» What needs to be done: Please copy the lines of the data below, from the line with "- tick-label: 0: [31, 377, 39, 394]" up to and including the line with "- tick-label: 5: [31, 350, 39, 367]", reproducing each one character for character.

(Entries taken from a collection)
==================================================

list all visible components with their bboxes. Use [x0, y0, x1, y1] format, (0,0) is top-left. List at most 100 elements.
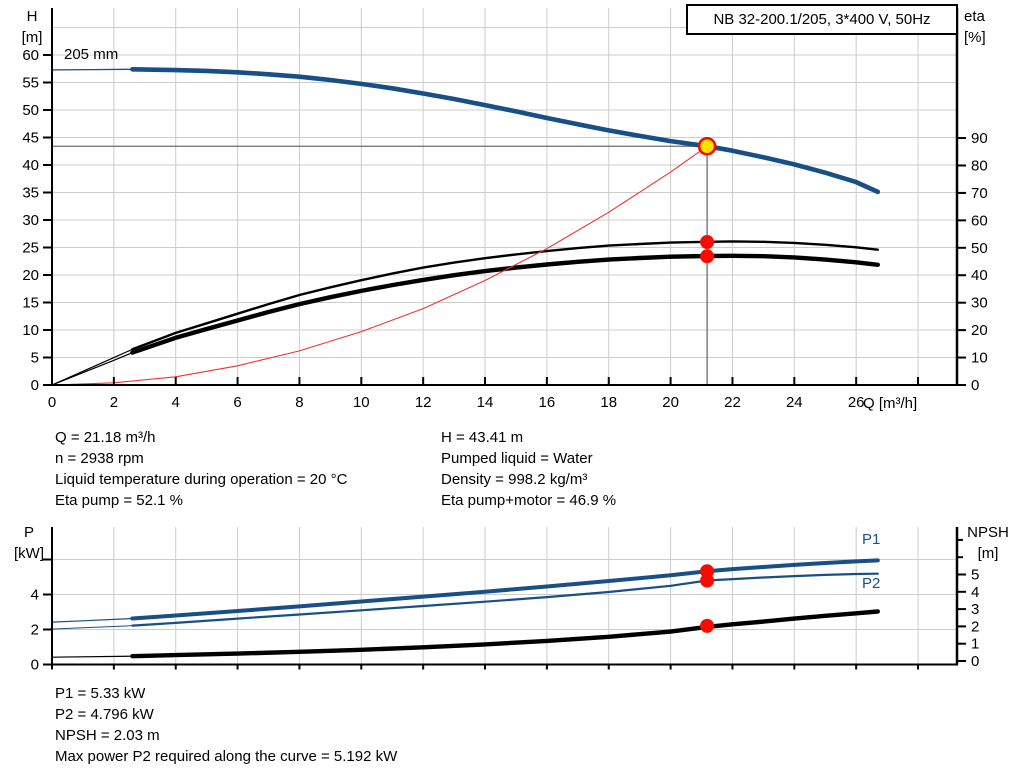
- tick-label: 0: [31, 377, 39, 394]
- info-line: Eta pump = 52.1 %: [55, 492, 183, 509]
- axes: [51, 527, 959, 666]
- power-npsh-data: P1 = 5.33 kW P2 = 4.796 kW NPSH = 2.03 m Ma…: [55, 683, 397, 767]
- tick-label: 15: [22, 295, 39, 312]
- p-axis-title-line1: P: [23, 524, 34, 541]
- p1-curve-label: P1: [862, 531, 881, 548]
- tick-label: 2: [31, 622, 39, 639]
- info-line: Pumped liquid = Water: [441, 450, 593, 467]
- x-axis-ticks: 0 2 4 6 8 10 12 14 16 18 20 22 24 26: [48, 377, 920, 411]
- eta-axis-title-line2: [%]: [964, 29, 986, 46]
- gridlines: [52, 527, 957, 665]
- duty-markers: [700, 564, 715, 633]
- tick-label: 5: [31, 350, 39, 367]
- duty-reference-lines: [52, 145, 708, 385]
- info-line: Density = 998.2 kg/m³: [441, 471, 588, 488]
- npsh-dot: [700, 618, 715, 633]
- q-axis-label: Q [m³/h]: [863, 395, 918, 412]
- tick-label: 60: [971, 212, 988, 229]
- duty-markers: [697, 136, 717, 264]
- tick-label: 26: [848, 394, 865, 411]
- tick-label: 30: [22, 212, 39, 229]
- tick-label: 20: [971, 322, 988, 339]
- system-curve: [51, 145, 708, 386]
- tick-label: 0: [31, 657, 39, 674]
- eta-pump-curve: [51, 240, 879, 386]
- tick-label: 30: [971, 295, 988, 312]
- eta-axis-title-line1: eta: [964, 8, 985, 25]
- p2-curve-label: P2: [862, 575, 881, 592]
- axes: [51, 8, 959, 386]
- p-axis-title: P [kW]: [6, 522, 52, 564]
- left-axis-ticks: 0 5 10 15 20 25 30 35 40 45 50 55 60: [22, 47, 52, 394]
- info-line: P1 = 5.33 kW: [55, 685, 146, 702]
- tick-label: 2: [110, 394, 118, 411]
- eta-pump-motor-dot: [700, 249, 715, 264]
- tick-label: 24: [786, 394, 803, 411]
- tick-label: 5: [971, 567, 979, 584]
- tick-label: 40: [971, 267, 988, 284]
- tick-label: 8: [295, 394, 303, 411]
- tick-label: 4: [971, 584, 979, 601]
- h-axis-title-line2: [m]: [21, 29, 43, 46]
- tick-label: 50: [22, 102, 39, 119]
- pump-top: 0 2 4 6 8 10 12 14 16 18 20 22 24 2605101520253035404…: [22, 8, 988, 411]
- pump-name-box: NB 32-200.1/205, 3*400 V, 50Hz: [686, 4, 958, 35]
- info-line: n = 2938 rpm: [55, 450, 144, 467]
- tick-label: 20: [662, 394, 679, 411]
- p-axis-title-line2: [kW]: [14, 545, 44, 562]
- tick-label: 0: [48, 394, 56, 411]
- tick-label: 80: [971, 157, 988, 174]
- tick-label: 0: [971, 653, 979, 670]
- tick-label: 6: [233, 394, 241, 411]
- tick-label: 10: [22, 322, 39, 339]
- qh-curve: [51, 67, 881, 195]
- npsh-axis-title: NPSH [m]: [962, 522, 1014, 564]
- tick-label: 10: [353, 394, 370, 411]
- info-line: Liquid temperature during operation = 20…: [55, 471, 348, 488]
- gridlines: [52, 8, 957, 385]
- info-line: NPSH = 2.03 m: [55, 727, 160, 744]
- tick-label: 45: [22, 130, 39, 147]
- tick-label: 10: [971, 350, 988, 367]
- tick-label: 4: [172, 394, 180, 411]
- p2-curve: [51, 572, 879, 630]
- p1-curve: [51, 558, 880, 623]
- eta-axis-title: eta [%]: [964, 6, 986, 48]
- tick-label: 70: [971, 185, 988, 202]
- right-axis-ticks: 0 10 20 30 40 50 60 70 80 90: [957, 130, 988, 394]
- tick-label: 0: [971, 377, 979, 394]
- npsh-curve: [51, 609, 880, 659]
- tick-label: 16: [539, 394, 556, 411]
- tick-label: 90: [971, 130, 988, 147]
- eta-pump-dot: [700, 235, 715, 250]
- tick-label: 4: [31, 587, 39, 604]
- operating-data-left: Q = 21.18 m³/h n = 2938 rpm Liquid tempera…: [55, 427, 347, 511]
- p2-dot: [700, 573, 715, 588]
- h-axis-title: H [m]: [11, 6, 53, 48]
- info-line: P2 = 4.796 kW: [55, 706, 154, 723]
- tick-label: 55: [22, 75, 39, 92]
- duty-point-dot: [697, 136, 717, 156]
- tick-label: 25: [22, 240, 39, 257]
- tick-label: 40: [22, 157, 39, 174]
- tick-label: 12: [415, 394, 432, 411]
- operating-data-right: H = 43.41 m Pumped liquid = Water Density …: [441, 427, 616, 511]
- tick-label: 50: [971, 240, 988, 257]
- tick-label: 1: [971, 636, 979, 653]
- impeller-diameter-label: 205 mm: [64, 46, 119, 63]
- info-line: Eta pump+motor = 46.9 %: [441, 492, 617, 509]
- info-line: H = 43.41 m: [441, 429, 524, 446]
- info-line: Max power P2 required along the curve = …: [55, 748, 398, 765]
- tick-label: 22: [724, 394, 741, 411]
- tick-label: 3: [971, 601, 979, 618]
- tick-label: 2: [971, 618, 979, 635]
- tick-label: 14: [477, 394, 494, 411]
- h-axis-title-line1: H: [26, 8, 38, 25]
- info-line: Q = 21.18 m³/h: [55, 429, 156, 446]
- eta-pump-motor-curve: [51, 253, 880, 386]
- x-axis-ticks: [51, 664, 920, 670]
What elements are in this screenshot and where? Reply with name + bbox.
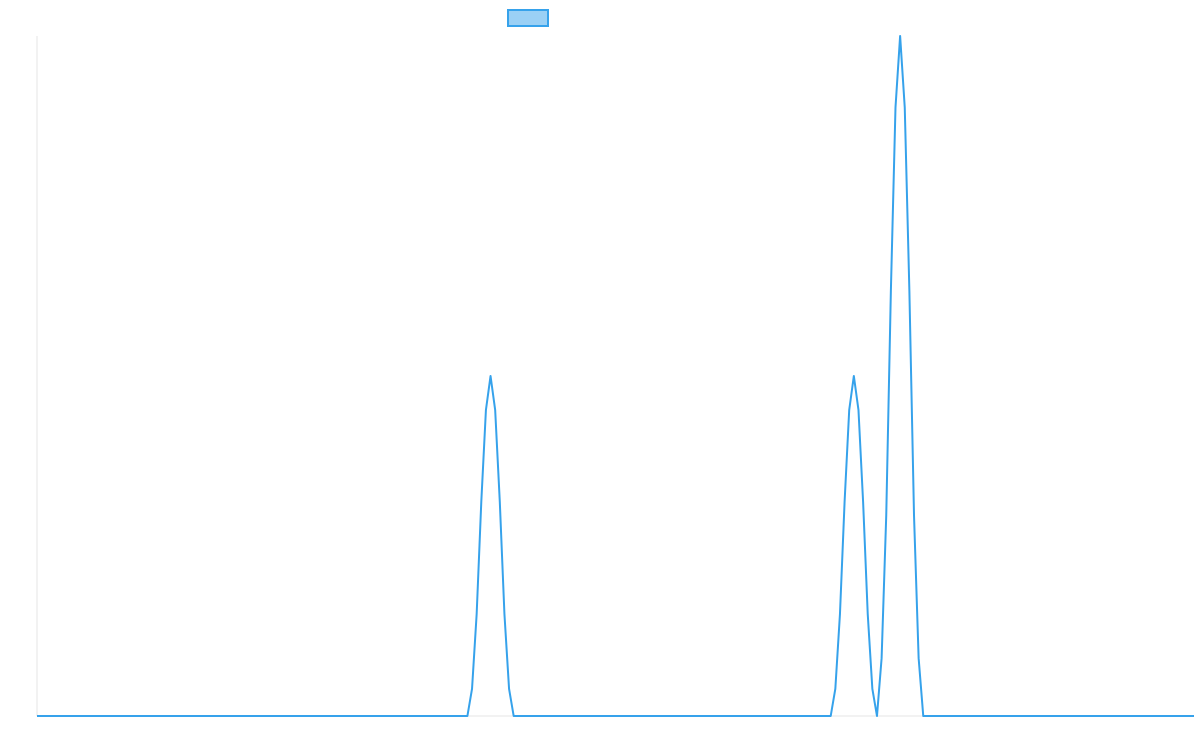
legend-swatch[interactable]	[507, 9, 549, 27]
series-layer	[37, 35, 1194, 717]
series-line-1[interactable]	[37, 35, 1194, 717]
legend[interactable]	[507, 9, 549, 27]
axes	[36, 36, 1194, 717]
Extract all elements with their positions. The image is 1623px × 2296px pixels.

==================================================

» Result of the exercise:
- tick-label: 0: [31, 377, 39, 394]
- info-line: Eta pump = 52.1 %: [55, 492, 183, 509]
- axes: [51, 527, 959, 666]
- power-npsh-data: P1 = 5.33 kW P2 = 4.796 kW NPSH = 2.03 m Ma…: [55, 683, 397, 767]
- tick-label: 15: [22, 295, 39, 312]
- p-axis-title-line1: P: [23, 524, 34, 541]
- p1-curve-label: P1: [862, 531, 881, 548]
- tick-label: 2: [31, 622, 39, 639]
- info-line: Pumped liquid = Water: [441, 450, 593, 467]
- x-axis-ticks: 0 2 4 6 8 10 12 14 16 18 20 22 24 26: [48, 377, 920, 411]
- eta-axis-title-line2: [%]: [964, 29, 986, 46]
- gridlines: [52, 527, 957, 665]
- duty-markers: [700, 564, 715, 633]
- tick-label: 5: [31, 350, 39, 367]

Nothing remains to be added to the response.